• _DIRECTIVE_: Copy out the rows from the line containing "Decompose this screenshot" through the line containing "question-help-label: Question Help: (12, 177, 109, 192)", both included, replacing "screenshot" with "screen capture" and leaving everything else as it is.

• _RECORDED DATA_:
○ ○ ○ ○

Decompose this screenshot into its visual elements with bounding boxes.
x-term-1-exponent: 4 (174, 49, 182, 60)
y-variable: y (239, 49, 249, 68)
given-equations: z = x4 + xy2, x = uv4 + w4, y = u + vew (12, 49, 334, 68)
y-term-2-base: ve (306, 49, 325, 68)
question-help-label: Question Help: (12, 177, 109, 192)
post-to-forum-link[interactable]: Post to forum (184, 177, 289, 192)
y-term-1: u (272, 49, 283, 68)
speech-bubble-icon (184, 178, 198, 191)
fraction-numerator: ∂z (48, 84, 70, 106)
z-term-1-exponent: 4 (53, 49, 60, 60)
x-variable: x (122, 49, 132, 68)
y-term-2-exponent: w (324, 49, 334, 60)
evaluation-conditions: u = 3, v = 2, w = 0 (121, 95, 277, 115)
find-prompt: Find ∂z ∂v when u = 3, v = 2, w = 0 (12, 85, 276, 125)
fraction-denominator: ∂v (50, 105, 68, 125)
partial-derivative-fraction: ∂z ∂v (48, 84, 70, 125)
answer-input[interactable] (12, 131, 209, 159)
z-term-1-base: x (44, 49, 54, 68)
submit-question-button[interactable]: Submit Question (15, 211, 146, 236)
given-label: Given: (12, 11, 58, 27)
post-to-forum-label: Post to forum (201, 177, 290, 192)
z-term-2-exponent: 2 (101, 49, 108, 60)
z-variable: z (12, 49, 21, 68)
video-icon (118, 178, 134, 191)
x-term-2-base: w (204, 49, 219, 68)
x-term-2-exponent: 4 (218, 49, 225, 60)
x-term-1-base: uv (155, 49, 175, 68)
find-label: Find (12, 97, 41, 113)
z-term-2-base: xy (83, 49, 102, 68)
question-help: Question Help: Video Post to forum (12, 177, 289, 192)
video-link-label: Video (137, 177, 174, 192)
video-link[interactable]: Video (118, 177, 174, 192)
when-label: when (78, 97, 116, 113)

○ ○ ○ ○

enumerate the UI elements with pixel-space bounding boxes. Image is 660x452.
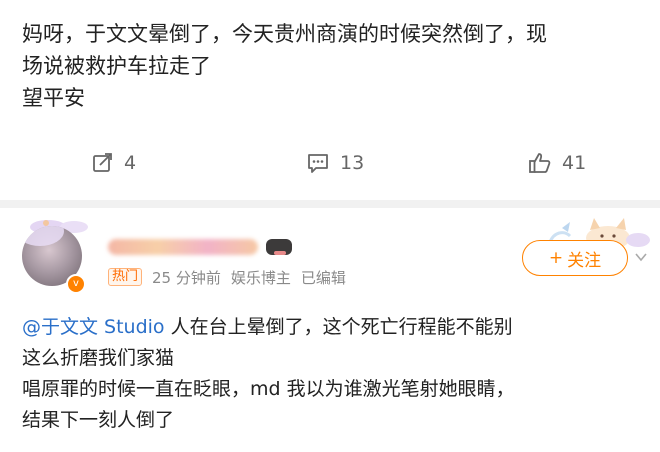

○ ○ ○ ○

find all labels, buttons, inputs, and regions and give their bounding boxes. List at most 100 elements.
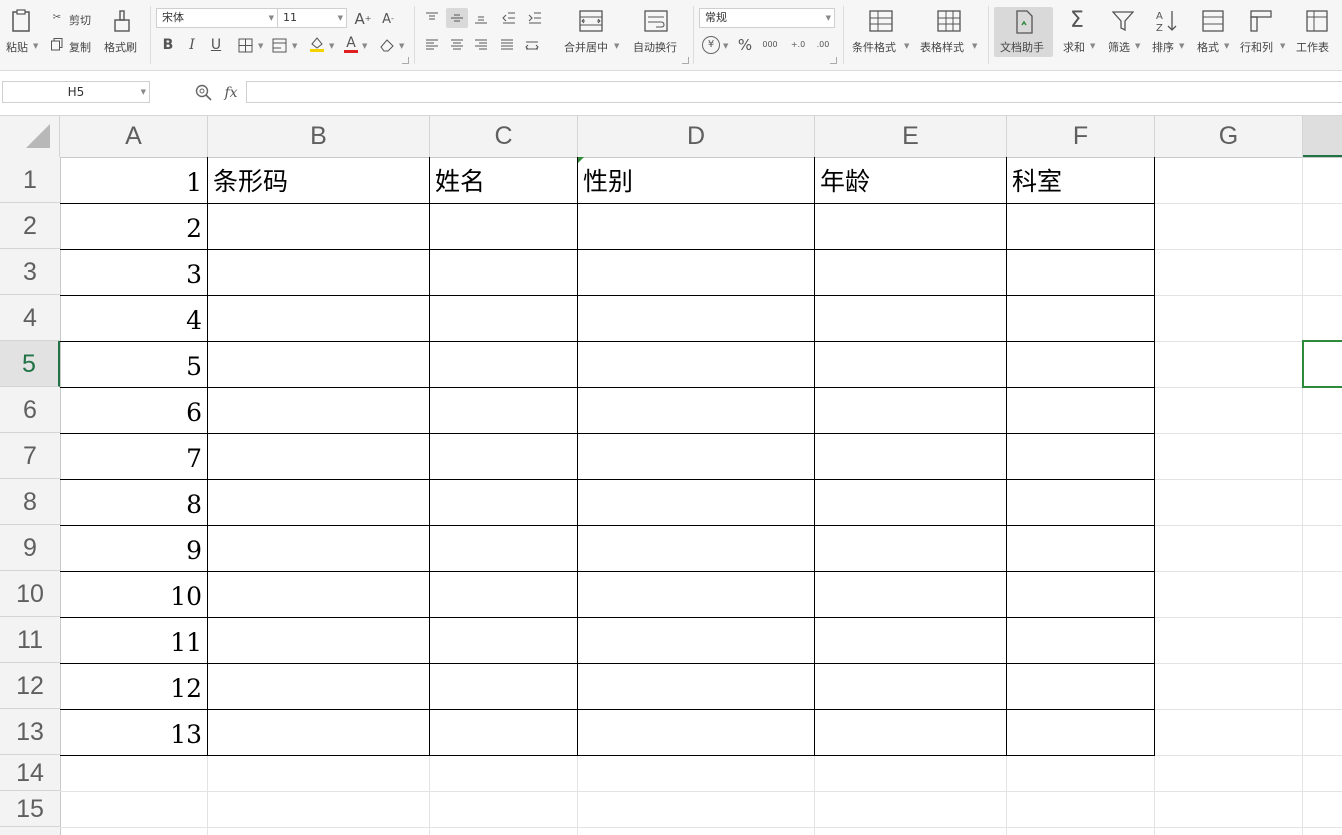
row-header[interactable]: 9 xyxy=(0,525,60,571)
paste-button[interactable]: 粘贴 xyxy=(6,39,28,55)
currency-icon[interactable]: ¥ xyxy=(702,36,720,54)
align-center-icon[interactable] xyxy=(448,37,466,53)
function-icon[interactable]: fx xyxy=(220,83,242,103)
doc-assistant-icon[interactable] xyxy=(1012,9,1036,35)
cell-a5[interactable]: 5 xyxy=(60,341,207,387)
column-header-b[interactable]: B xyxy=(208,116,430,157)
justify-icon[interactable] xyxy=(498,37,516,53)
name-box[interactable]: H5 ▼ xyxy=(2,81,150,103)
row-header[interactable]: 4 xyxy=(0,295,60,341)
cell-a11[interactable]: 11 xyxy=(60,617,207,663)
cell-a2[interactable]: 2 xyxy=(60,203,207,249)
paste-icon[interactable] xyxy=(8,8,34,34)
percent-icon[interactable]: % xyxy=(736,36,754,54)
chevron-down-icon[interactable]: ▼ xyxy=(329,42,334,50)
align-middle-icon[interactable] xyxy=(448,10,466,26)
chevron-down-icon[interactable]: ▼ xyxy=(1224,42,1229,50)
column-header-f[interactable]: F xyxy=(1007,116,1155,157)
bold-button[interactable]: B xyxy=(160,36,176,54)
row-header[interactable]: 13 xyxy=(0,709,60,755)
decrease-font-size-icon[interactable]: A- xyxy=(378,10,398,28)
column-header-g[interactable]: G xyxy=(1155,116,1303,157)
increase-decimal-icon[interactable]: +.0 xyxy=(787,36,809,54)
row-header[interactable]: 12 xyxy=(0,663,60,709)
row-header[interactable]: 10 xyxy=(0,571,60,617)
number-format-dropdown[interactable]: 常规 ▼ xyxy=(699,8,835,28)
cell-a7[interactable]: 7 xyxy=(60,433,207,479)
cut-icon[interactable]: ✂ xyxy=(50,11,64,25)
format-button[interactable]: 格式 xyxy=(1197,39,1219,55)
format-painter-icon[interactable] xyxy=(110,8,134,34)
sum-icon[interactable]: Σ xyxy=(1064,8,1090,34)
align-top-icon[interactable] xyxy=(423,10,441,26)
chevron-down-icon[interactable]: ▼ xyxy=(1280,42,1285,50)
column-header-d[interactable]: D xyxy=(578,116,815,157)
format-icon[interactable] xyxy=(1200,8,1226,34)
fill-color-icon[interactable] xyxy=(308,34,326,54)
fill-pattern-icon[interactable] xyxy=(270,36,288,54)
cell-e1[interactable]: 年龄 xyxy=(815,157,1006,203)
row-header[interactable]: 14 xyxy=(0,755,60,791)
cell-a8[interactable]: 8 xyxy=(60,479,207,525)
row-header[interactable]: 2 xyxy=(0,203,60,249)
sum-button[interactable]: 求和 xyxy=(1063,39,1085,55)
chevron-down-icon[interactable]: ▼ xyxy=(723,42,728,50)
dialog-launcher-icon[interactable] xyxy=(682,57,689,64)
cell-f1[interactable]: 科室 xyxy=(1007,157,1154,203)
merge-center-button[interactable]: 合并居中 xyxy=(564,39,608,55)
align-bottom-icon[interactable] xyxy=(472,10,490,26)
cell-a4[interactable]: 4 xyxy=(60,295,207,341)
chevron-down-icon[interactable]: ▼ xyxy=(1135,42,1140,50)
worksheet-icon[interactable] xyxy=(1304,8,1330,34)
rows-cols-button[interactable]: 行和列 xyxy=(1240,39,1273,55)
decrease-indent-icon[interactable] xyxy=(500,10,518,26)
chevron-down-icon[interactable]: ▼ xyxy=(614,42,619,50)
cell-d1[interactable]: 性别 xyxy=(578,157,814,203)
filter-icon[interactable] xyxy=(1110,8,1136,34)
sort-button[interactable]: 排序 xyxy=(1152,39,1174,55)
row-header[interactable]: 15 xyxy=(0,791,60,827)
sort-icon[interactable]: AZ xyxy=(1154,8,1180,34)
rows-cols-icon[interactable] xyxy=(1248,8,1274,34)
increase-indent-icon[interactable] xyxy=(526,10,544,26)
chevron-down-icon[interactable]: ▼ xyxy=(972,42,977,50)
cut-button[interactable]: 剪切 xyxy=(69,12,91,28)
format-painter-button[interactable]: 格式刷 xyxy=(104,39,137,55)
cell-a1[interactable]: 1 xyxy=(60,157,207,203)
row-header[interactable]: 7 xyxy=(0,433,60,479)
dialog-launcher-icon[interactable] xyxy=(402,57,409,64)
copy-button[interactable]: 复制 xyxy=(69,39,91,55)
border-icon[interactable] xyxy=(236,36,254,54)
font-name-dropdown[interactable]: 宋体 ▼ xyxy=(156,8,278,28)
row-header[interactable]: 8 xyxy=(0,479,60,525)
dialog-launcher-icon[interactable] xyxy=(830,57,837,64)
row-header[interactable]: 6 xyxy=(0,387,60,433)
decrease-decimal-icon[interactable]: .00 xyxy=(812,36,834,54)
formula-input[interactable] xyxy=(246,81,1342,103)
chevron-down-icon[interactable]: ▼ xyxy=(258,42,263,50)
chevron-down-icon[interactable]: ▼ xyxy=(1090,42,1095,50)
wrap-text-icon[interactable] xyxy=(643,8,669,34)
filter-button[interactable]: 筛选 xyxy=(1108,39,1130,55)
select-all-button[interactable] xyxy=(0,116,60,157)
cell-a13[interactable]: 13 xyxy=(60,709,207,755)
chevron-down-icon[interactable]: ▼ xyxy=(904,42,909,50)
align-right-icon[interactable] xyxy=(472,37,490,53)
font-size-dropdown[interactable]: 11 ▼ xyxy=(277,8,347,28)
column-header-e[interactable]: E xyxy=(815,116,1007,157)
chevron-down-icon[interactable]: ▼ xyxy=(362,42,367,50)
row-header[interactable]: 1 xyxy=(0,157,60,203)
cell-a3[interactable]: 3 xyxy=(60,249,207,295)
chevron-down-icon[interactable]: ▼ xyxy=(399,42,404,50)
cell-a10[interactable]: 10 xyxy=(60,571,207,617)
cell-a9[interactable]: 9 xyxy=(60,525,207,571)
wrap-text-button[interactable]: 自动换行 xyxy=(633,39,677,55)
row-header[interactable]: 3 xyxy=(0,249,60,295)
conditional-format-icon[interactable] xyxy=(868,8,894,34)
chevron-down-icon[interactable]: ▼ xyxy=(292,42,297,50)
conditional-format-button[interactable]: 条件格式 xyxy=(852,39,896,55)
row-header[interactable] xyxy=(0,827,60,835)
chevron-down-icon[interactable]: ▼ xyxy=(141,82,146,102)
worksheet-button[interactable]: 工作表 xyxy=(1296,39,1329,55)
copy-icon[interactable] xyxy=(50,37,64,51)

○ ○ ○ ○

• _SOLUTION FOR THIS PROBLEM_:
Decompose this screen capture into its visual elements with bounding boxes.
x-term-1-exponent: 4 (174, 49, 182, 60)
y-variable: y (239, 49, 249, 68)
given-equations: z = x4 + xy2, x = uv4 + w4, y = u + vew (12, 49, 334, 68)
y-term-2-base: ve (306, 49, 325, 68)
question-help-label: Question Help: (12, 177, 109, 192)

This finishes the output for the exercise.